=== Available data ===
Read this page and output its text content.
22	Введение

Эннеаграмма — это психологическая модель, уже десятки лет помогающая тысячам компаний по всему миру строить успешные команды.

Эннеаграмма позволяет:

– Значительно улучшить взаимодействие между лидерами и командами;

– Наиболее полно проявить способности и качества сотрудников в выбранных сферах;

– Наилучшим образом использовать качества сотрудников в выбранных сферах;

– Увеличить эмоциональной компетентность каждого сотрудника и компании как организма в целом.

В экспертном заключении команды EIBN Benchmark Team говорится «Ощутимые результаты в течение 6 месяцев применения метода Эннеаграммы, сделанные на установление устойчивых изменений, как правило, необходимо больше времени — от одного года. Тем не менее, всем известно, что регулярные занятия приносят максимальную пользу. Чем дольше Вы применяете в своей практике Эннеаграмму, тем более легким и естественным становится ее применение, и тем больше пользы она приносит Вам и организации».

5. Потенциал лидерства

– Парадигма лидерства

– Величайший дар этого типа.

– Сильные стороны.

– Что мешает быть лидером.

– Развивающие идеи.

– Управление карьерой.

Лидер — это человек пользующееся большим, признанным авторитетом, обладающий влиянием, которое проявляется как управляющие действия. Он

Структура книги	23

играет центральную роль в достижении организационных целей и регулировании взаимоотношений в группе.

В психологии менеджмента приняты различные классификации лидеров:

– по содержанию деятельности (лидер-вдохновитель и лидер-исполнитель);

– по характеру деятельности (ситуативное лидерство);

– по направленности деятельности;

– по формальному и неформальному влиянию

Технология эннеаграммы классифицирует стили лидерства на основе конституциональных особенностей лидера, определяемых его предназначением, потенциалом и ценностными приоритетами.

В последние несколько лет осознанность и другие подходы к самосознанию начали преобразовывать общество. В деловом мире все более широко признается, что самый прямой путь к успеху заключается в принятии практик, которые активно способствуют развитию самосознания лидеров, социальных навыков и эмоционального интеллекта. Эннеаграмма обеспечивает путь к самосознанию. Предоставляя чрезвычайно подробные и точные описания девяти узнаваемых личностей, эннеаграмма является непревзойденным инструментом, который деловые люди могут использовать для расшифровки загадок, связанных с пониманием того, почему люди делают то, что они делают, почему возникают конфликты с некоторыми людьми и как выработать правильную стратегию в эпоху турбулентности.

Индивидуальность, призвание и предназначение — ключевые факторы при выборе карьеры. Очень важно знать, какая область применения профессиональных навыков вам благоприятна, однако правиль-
===
◆ Written problem:
Transcribe the material exactly as it reads.

◆ Output for this task:
Read this page and output its text content.
22	Введение

Эннеаграмма — это психологическая модель, уже десятки лет помогающая тысячам компаний по всему миру строить успешные команды.

Эннеаграмма позволяет:

– Значительно улучшить взаимодействие между лидерами и командами;

– Наиболее полно проявить способности и качества сотрудников в выбранных сферах;

– Наилучшим образом использовать качества сотрудников в выбранных сферах;

– Увеличить эмоциональной компетентность каждого сотрудника и компании как организма в целом.

В экспертном заключении команды EIBN Benchmark Team говорится «Ощутимые результаты в течение 6 месяцев применения метода Эннеаграммы, сделанные на установление устойчивых изменений, как правило, необходимо больше времени — от одного года. Тем не менее, всем известно, что регулярные занятия приносят максимальную пользу. Чем дольше Вы применяете в своей практике Эннеаграмму, тем более легким и естественным становится ее применение, и тем больше пользы она приносит Вам и организации».

5. Потенциал лидерства

– Парадигма лидерства

– Величайший дар этого типа.

– Сильные стороны.

– Что мешает быть лидером.

– Развивающие идеи.

– Управление карьерой.

Лидер — это человек пользующееся большим, признанным авторитетом, обладающий влиянием, которое проявляется как управляющие действия. Он

Структура книги	23

играет центральную роль в достижении организационных целей и регулировании взаимоотношений в группе.

В психологии менеджмента приняты различные классификации лидеров:

– по содержанию деятельности (лидер-вдохновитель и лидер-исполнитель);

– по характеру деятельности (ситуативное лидерство);

– по направленности деятельности;

– по формальному и неформальному влиянию

Технология эннеаграммы классифицирует стили лидерства на основе конституциональных особенностей лидера, определяемых его предназначением, потенциалом и ценностными приоритетами.

В последние несколько лет осознанность и другие подходы к самосознанию начали преобразовывать общество. В деловом мире все более широко признается, что самый прямой путь к успеху заключается в принятии практик, которые активно способствуют развитию самосознания лидеров, социальных навыков и эмоционального интеллекта. Эннеаграмма обеспечивает путь к самосознанию. Предоставляя чрезвычайно подробные и точные описания девяти узнаваемых личностей, эннеаграмма является непревзойденным инструментом, который деловые люди могут использовать для расшифровки загадок, связанных с пониманием того, почему люди делают то, что они делают, почему возникают конфликты с некоторыми людьми и как выработать правильную стратегию в эпоху турбулентности.

Индивидуальность, призвание и предназначение — ключевые факторы при выборе карьеры. Очень важно знать, какая область применения профессиональных навыков вам благоприятна, однако правиль-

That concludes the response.